## GOAL
Return each entry exactly, omitting nothing.

## DATA TO PROCESS
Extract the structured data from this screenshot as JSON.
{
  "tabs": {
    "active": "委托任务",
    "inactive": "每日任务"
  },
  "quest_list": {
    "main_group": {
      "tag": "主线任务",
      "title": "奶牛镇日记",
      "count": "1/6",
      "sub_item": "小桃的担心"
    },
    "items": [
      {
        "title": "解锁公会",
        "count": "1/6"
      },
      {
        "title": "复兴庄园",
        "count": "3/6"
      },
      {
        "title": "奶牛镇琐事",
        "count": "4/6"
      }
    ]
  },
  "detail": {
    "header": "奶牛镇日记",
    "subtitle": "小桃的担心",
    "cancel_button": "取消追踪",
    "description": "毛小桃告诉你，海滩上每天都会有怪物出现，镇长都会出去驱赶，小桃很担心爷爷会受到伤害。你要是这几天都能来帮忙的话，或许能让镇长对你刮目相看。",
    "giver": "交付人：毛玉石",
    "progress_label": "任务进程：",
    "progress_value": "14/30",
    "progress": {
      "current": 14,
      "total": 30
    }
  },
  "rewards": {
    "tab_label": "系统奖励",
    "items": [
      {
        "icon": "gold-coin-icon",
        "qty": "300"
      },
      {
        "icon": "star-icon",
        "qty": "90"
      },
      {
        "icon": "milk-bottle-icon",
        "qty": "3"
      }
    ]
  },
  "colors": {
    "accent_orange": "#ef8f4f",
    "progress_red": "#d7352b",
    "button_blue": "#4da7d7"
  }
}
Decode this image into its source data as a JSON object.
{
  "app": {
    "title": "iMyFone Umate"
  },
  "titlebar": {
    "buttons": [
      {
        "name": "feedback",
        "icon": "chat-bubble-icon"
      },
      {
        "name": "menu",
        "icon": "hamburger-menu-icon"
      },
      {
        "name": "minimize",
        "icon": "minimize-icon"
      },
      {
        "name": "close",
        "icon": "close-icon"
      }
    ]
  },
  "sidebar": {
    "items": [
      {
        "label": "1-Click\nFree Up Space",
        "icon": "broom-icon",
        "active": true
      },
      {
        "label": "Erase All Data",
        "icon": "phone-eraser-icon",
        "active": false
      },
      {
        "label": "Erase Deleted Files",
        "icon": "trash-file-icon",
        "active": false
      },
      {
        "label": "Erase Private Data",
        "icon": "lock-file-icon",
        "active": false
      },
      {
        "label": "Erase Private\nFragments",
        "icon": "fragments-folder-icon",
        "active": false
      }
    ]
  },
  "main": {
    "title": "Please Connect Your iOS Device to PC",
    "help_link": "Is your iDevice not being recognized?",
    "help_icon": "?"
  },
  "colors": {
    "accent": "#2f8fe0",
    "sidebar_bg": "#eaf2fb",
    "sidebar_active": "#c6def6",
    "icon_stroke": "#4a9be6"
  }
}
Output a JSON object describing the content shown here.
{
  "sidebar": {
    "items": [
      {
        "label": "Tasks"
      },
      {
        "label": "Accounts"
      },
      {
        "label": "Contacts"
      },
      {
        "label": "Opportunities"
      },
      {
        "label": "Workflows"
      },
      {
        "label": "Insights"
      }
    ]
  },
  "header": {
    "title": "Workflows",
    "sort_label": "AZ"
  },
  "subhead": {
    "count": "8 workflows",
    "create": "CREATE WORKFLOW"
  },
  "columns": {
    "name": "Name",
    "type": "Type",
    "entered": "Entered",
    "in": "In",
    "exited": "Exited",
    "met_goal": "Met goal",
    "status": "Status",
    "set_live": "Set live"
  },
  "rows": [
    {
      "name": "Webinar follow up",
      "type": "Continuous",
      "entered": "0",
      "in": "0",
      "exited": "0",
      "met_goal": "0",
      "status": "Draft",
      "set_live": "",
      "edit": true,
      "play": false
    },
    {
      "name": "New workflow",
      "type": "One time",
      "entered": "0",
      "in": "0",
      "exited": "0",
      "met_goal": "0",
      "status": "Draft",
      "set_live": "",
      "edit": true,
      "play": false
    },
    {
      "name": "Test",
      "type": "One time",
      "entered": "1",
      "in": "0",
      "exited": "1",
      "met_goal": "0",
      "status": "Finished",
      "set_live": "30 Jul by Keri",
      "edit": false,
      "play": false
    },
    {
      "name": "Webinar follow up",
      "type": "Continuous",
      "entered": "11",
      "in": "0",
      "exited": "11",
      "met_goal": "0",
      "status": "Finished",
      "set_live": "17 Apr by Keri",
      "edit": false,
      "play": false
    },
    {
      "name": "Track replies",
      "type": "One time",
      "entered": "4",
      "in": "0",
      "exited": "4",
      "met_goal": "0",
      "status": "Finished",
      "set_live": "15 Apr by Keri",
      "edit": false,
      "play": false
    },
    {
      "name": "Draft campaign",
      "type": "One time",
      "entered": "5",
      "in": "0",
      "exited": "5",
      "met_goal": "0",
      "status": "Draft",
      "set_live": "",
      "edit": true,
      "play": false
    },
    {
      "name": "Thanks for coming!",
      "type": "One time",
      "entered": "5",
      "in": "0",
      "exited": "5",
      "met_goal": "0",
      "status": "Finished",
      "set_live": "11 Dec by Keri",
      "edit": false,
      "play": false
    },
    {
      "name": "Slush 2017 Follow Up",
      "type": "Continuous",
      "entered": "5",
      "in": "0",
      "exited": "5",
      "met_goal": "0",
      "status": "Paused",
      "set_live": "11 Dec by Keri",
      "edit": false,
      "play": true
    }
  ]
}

## TASK RESPONSE
Extract the structured data from this screenshot as JSON.
{
  "tabs": {
    "active": "委托任务",
    "inactive": "每日任务"
  },
  "quest_list": {
    "main_group": {
      "tag": "主线任务",
      "title": "奶牛镇日记",
      "count": "1/6",
      "sub_item": "小桃的担心"
    },
    "items": [
      {
        "title": "解锁公会",
        "count": "1/6"
      },
      {
        "title": "复兴庄园",
        "count": "3/6"
      },
      {
        "title": "奶牛镇琐事",
        "count": "4/6"
      }
    ]
  },
  "detail": {
    "header": "奶牛镇日记",
    "subtitle": "小桃的担心",
    "cancel_button": "取消追踪",
    "description": "毛小桃告诉你，海滩上每天都会有怪物出现，镇长都会出去驱赶，小桃很担心爷爷会受到伤害。你要是这几天都能来帮忙的话，或许能让镇长对你刮目相看。",
    "giver": "交付人：毛玉石",
    "progress_label": "任务进程：",
    "progress_value": "14/30",
    "progress": {
      "current": 14,
      "total": 30
    }
  },
  "rewards": {
    "tab_label": "系统奖励",
    "items": [
      {
        "icon": "gold-coin-icon",
        "qty": "300"
      },
      {
        "icon": "star-icon",
        "qty": "90"
      },
      {
        "icon": "milk-bottle-icon",
        "qty": "3"
      }
    ]
  },
  "colors": {
    "accent_orange": "#ef8f4f",
    "progress_red": "#d7352b",
    "button_blue": "#4da7d7"
  }
}
Decode this image into its source data as a JSON object.
{
  "app": {
    "title": "iMyFone Umate"
  },
  "titlebar": {
    "buttons": [
      {
        "name": "feedback",
        "icon": "chat-bubble-icon"
      },
      {
        "name": "menu",
        "icon": "hamburger-menu-icon"
      },
      {
        "name": "minimize",
        "icon": "minimize-icon"
      },
      {
        "name": "close",
        "icon": "close-icon"
      }
    ]
  },
  "sidebar": {
    "items": [
      {
        "label": "1-Click\nFree Up Space",
        "icon": "broom-icon",
        "active": true
      },
      {
        "label": "Erase All Data",
        "icon": "phone-eraser-icon",
        "active": false
      },
      {
        "label": "Erase Deleted Files",
        "icon": "trash-file-icon",
        "active": false
      },
      {
        "label": "Erase Private Data",
        "icon": "lock-file-icon",
        "active": false
      },
      {
        "label": "Erase Private\nFragments",
        "icon": "fragments-folder-icon",
        "active": false
      }
    ]
  },
  "main": {
    "title": "Please Connect Your iOS Device to PC",
    "help_link": "Is your iDevice not being recognized?",
    "help_icon": "?"
  },
  "colors": {
    "accent": "#2f8fe0",
    "sidebar_bg": "#eaf2fb",
    "sidebar_active": "#c6def6",
    "icon_stroke": "#4a9be6"
  }
}
Output a JSON object describing the content shown here.
{
  "sidebar": {
    "items": [
      {
        "label": "Tasks"
      },
      {
        "label": "Accounts"
      },
      {
        "label": "Contacts"
      },
      {
        "label": "Opportunities"
      },
      {
        "label": "Workflows"
      },
      {
        "label": "Insights"
      }
    ]
  },
  "header": {
    "title": "Workflows",
    "sort_label": "AZ"
  },
  "subhead": {
    "count": "8 workflows",
    "create": "CREATE WORKFLOW"
  },
  "columns": {
    "name": "Name",
    "type": "Type",
    "entered": "Entered",
    "in": "In",
    "exited": "Exited",
    "met_goal": "Met goal",
    "status": "Status",
    "set_live": "Set live"
  },
  "rows": [
    {
      "name": "Webinar follow up",
      "type": "Continuous",
      "entered": "0",
      "in": "0",
      "exited": "0",
      "met_goal": "0",
      "status": "Draft",
      "set_live": "",
      "edit": true,
      "play": false
    },
    {
      "name": "New workflow",
      "type": "One time",
      "entered": "0",
      "in": "0",
      "exited": "0",
      "met_goal": "0",
      "status": "Draft",
      "set_live": "",
      "edit": true,
      "play": false
    },
    {
      "name": "Test",
      "type": "One time",
      "entered": "1",
      "in": "0",
      "exited": "1",
      "met_goal": "0",
      "status": "Finished",
      "set_live": "30 Jul by Keri",
      "edit": false,
      "play": false
    },
    {
      "name": "Webinar follow up",
      "type": "Continuous",
      "entered": "11",
      "in": "0",
      "exited": "11",
      "met_goal": "0",
      "status": "Finished",
      "set_live": "17 Apr by Keri",
      "edit": false,
      "play": false
    },
    {
      "name": "Track replies",
      "type": "One time",
      "entered": "4",
      "in": "0",
      "exited": "4",
      "met_goal": "0",
      "status": "Finished",
      "set_live": "15 Apr by Keri",
      "edit": false,
      "play": false
    },
    {
      "name": "Draft campaign",
      "type": "One time",
      "entered": "5",
      "in": "0",
      "exited": "5",
      "met_goal": "0",
      "status": "Draft",
      "set_live": "",
      "edit": true,
      "play": false
    },
    {
      "name": "Thanks for coming!",
      "type": "One time",
      "entered": "5",
      "in": "0",
      "exited": "5",
      "met_goal": "0",
      "status": "Finished",
      "set_live": "11 Dec by Keri",
      "edit": false,
      "play": false
    },
    {
      "name": "Slush 2017 Follow Up",
      "type": "Continuous",
      "entered": "5",
      "in": "0",
      "exited": "5",
      "met_goal": "0",
      "status": "Paused",
      "set_live": "11 Dec by Keri",
      "edit": false,
      "play": true
    }
  ]
}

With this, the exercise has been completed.